== Set task ==
Show every line in the entries below where the word "sodium" appears.

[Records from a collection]
|---|

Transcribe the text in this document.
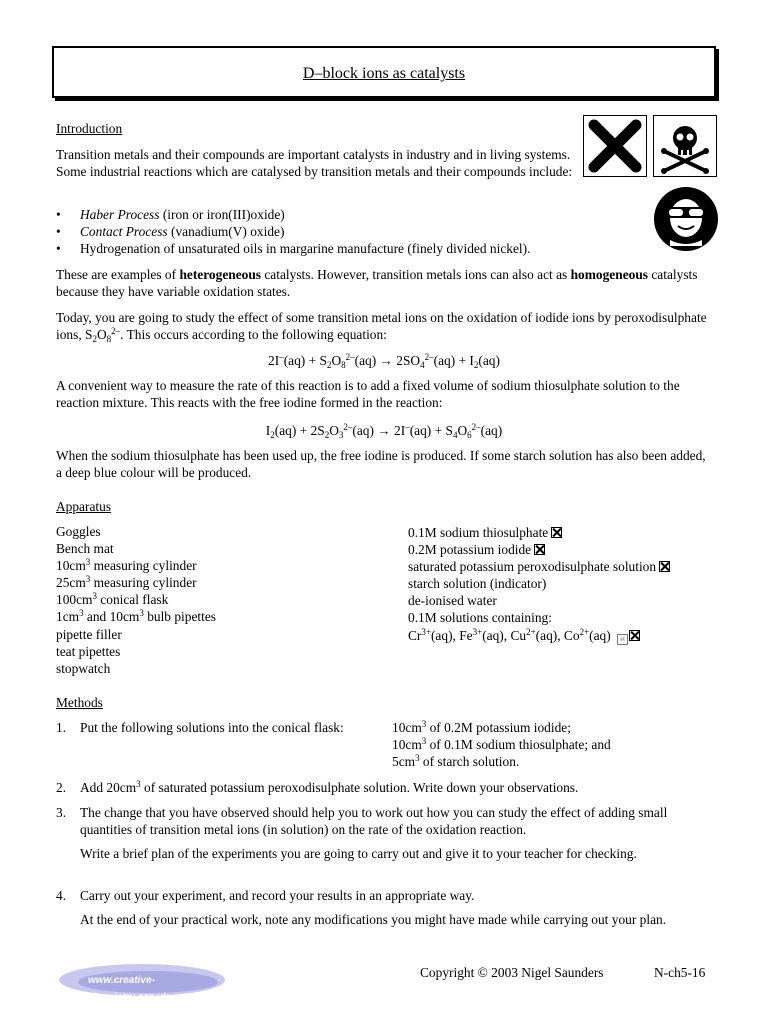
D–block ions as catalysts
Introduction

Transition metals and their compounds are important catalysts in industry and in living systems. Some industrial reactions which are catalysed by transition metals and their compounds include:

• Haber Process (iron or iron(III)oxide)
• Contact Process (vanadium(V) oxide)
• Hydrogenation of unsaturated oils in margarine manufacture (finely divided nickel).

These are examples of heterogeneous catalysts. However, transition metals ions can also act as homogeneous catalysts because they have variable oxidation states.

Today, you are going to study the effect of some transition metal ions on the oxidation of iodide ions by peroxodisulphate ions, $S_2O_8^{2-}$. This occurs according to the following equation:

$2I^-(aq) + S_2O_8^{2-}(aq) \to 2SO_4^{2-}(aq) + I_2(aq)$

A convenient way to measure the rate of this reaction is to add a fixed volume of sodium thiosulphate solution to the reaction mixture. This reacts with the free iodine formed in the reaction:

$I_2(aq) + 2S_2O_3^{2-}(aq) \to 2I^-(aq) + S_4O_6^{2-}(aq)$

When the sodium thiosulphate has been used up, the free iodine is produced. If some starch solution has also been added, a deep blue colour will be produced.

Apparatus
Goggles
Bench mat
$10cm^3$ measuring cylinder
$25cm^3$ measuring cylinder
$100cm^3$ conical flask
$1cm^3$ and $10cm^3$ bulb pipettes
pipette filler
teat pipettes
stopwatch
0.1M sodium thiosulphate
0.2M potassium iodide
saturated potassium peroxodisulphate solution
starch solution (indicator)
de-ionised water
0.1M solutions containing:
$Cr^{3+}(aq)$, $Fe^{3+}(aq)$, $Cu^{2+}(aq)$, $Co^{2+}(aq)$ ☠
Methods
1. Put the following solutions into the conical flask:	$10cm^3$ of 0.2M potassium iodide;
$10cm^3$ of 0.1M sodium thiosulphate; and
$5cm^3$ of starch solution.
2. Add $20cm^3$ of saturated potassium peroxodisulphate solution. Write down your observations.
3.	The change that you have observed should help you to work out how you can study the effect of adding small quantities of transition metal ions (in solution) on the rate of the oxidation reaction.
Write a brief plan of the experiments you are going to carry out and give it to your teacher for checking.
4.	Carry out your experiment, and record your results in an appropriate way.
At the end of your practical work, note any modifications you might have made while carrying out your plan.
www.creative-chemistry.org.uk
Copyright © 2003 Nigel Saunders	N-ch5-16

|---|

== Result of this exercise ==
A convenient way to measure the rate of this reaction is to add a fixed volume of sodium thiosulphate solution to the reaction mixture. This reacts with the free iodine formed in the reaction:
When the sodium thiosulphate has been used up, the free iodine is produced. If some starch solution has also been added, a deep blue colour will be produced.
0.1M sodium thiosulphate
$10cm^3$ of 0.1M sodium thiosulphate; and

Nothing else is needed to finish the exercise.